Data extracted from a collection
** Begin **

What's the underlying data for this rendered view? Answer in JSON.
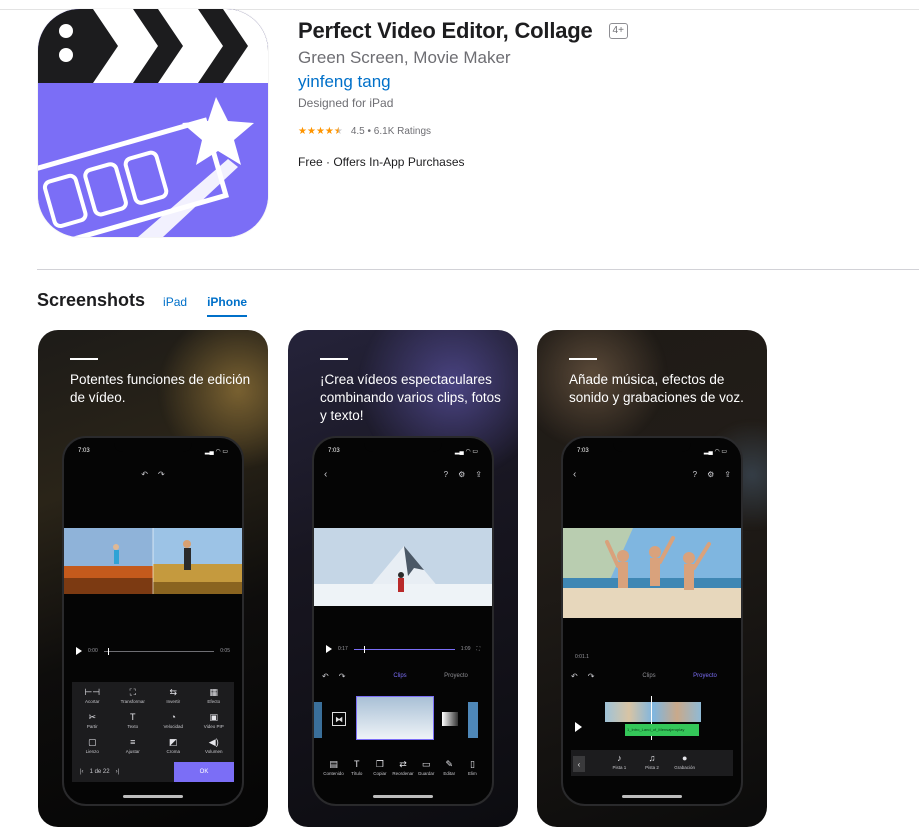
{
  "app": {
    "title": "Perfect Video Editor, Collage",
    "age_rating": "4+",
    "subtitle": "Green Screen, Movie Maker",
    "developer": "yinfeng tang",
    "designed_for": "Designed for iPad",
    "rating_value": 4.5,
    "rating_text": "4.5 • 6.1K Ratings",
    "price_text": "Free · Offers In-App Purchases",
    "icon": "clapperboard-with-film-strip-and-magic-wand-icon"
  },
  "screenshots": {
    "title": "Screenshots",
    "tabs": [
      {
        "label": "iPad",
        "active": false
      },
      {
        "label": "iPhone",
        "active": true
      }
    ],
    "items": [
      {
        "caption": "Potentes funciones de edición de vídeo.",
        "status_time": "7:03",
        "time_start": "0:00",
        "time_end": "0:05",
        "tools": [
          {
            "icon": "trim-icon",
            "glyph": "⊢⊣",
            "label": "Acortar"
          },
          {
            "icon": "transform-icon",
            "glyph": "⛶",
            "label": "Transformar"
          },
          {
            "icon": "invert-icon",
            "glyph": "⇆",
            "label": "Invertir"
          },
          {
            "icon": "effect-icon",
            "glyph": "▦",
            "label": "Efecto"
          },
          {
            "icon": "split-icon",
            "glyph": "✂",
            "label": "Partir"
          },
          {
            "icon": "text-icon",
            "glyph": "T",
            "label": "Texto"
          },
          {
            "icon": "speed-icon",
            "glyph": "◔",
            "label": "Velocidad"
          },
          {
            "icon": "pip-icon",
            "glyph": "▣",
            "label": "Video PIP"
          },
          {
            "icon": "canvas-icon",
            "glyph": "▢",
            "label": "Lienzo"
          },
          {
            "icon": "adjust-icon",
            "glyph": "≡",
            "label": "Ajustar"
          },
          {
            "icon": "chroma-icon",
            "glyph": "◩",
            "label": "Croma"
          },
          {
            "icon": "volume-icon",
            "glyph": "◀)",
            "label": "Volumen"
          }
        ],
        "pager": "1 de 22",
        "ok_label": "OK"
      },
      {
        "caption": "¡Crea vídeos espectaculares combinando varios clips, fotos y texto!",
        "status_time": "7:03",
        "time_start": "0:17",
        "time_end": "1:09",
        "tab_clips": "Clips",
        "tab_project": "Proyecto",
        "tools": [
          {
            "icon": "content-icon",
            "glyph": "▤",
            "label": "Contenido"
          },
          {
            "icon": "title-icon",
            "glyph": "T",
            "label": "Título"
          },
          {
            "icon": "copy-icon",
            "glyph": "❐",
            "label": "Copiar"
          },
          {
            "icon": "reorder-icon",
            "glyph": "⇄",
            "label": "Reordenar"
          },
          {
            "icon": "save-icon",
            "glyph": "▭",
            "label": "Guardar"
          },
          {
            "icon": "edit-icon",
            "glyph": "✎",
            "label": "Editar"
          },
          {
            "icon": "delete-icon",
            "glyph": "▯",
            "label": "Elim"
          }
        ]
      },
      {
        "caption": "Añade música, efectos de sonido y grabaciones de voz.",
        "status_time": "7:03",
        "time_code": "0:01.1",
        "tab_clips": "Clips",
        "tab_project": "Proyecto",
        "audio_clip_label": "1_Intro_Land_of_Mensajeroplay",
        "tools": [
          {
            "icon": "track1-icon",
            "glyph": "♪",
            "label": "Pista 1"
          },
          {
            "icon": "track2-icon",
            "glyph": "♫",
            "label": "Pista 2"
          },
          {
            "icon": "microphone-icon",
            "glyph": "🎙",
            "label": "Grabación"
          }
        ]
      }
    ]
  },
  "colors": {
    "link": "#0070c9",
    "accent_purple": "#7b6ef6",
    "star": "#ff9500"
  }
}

** End **

* **Aim of the exercise**: Leaving out the pictures, repeat the data above exactly.

* **The response**:
What's the underlying data for this rendered view? Answer in JSON.
{
  "app": {
    "title": "Perfect Video Editor, Collage",
    "age_rating": "4+",
    "subtitle": "Green Screen, Movie Maker",
    "developer": "yinfeng tang",
    "designed_for": "Designed for iPad",
    "rating_value": 4.5,
    "rating_text": "4.5 • 6.1K Ratings",
    "price_text": "Free · Offers In-App Purchases",
    "icon": "clapperboard-with-film-strip-and-magic-wand-icon"
  },
  "screenshots": {
    "title": "Screenshots",
    "tabs": [
      {
        "label": "iPad",
        "active": false
      },
      {
        "label": "iPhone",
        "active": true
      }
    ],
    "items": [
      {
        "caption": "Potentes funciones de edición de vídeo.",
        "status_time": "7:03",
        "time_start": "0:00",
        "time_end": "0:05",
        "tools": [
          {
            "icon": "trim-icon",
            "glyph": "⊢⊣",
            "label": "Acortar"
          },
          {
            "icon": "transform-icon",
            "glyph": "⛶",
            "label": "Transformar"
          },
          {
            "icon": "invert-icon",
            "glyph": "⇆",
            "label": "Invertir"
          },
          {
            "icon": "effect-icon",
            "glyph": "▦",
            "label": "Efecto"
          },
          {
            "icon": "split-icon",
            "glyph": "✂",
            "label": "Partir"
          },
          {
            "icon": "text-icon",
            "glyph": "T",
            "label": "Texto"
          },
          {
            "icon": "speed-icon",
            "glyph": "◔",
            "label": "Velocidad"
          },
          {
            "icon": "pip-icon",
            "glyph": "▣",
            "label": "Video PIP"
          },
          {
            "icon": "canvas-icon",
            "glyph": "▢",
            "label": "Lienzo"
          },
          {
            "icon": "adjust-icon",
            "glyph": "≡",
            "label": "Ajustar"
          },
          {
            "icon": "chroma-icon",
            "glyph": "◩",
            "label": "Croma"
          },
          {
            "icon": "volume-icon",
            "glyph": "◀)",
            "label": "Volumen"
          }
        ],
        "pager": "1 de 22",
        "ok_label": "OK"
      },
      {
        "caption": "¡Crea vídeos espectaculares combinando varios clips, fotos y texto!",
        "status_time": "7:03",
        "time_start": "0:17",
        "time_end": "1:09",
        "tab_clips": "Clips",
        "tab_project": "Proyecto",
        "tools": [
          {
            "icon": "content-icon",
            "glyph": "▤",
            "label": "Contenido"
          },
          {
            "icon": "title-icon",
            "glyph": "T",
            "label": "Título"
          },
          {
            "icon": "copy-icon",
            "glyph": "❐",
            "label": "Copiar"
          },
          {
            "icon": "reorder-icon",
            "glyph": "⇄",
            "label": "Reordenar"
          },
          {
            "icon": "save-icon",
            "glyph": "▭",
            "label": "Guardar"
          },
          {
            "icon": "edit-icon",
            "glyph": "✎",
            "label": "Editar"
          },
          {
            "icon": "delete-icon",
            "glyph": "▯",
            "label": "Elim"
          }
        ]
      },
      {
        "caption": "Añade música, efectos de sonido y grabaciones de voz.",
        "status_time": "7:03",
        "time_code": "0:01.1",
        "tab_clips": "Clips",
        "tab_project": "Proyecto",
        "audio_clip_label": "1_Intro_Land_of_Mensajeroplay",
        "tools": [
          {
            "icon": "track1-icon",
            "glyph": "♪",
            "label": "Pista 1"
          },
          {
            "icon": "track2-icon",
            "glyph": "♫",
            "label": "Pista 2"
          },
          {
            "icon": "microphone-icon",
            "glyph": "🎙",
            "label": "Grabación"
          }
        ]
      }
    ]
  },
  "colors": {
    "link": "#0070c9",
    "accent_purple": "#7b6ef6",
    "star": "#ff9500"
  }
}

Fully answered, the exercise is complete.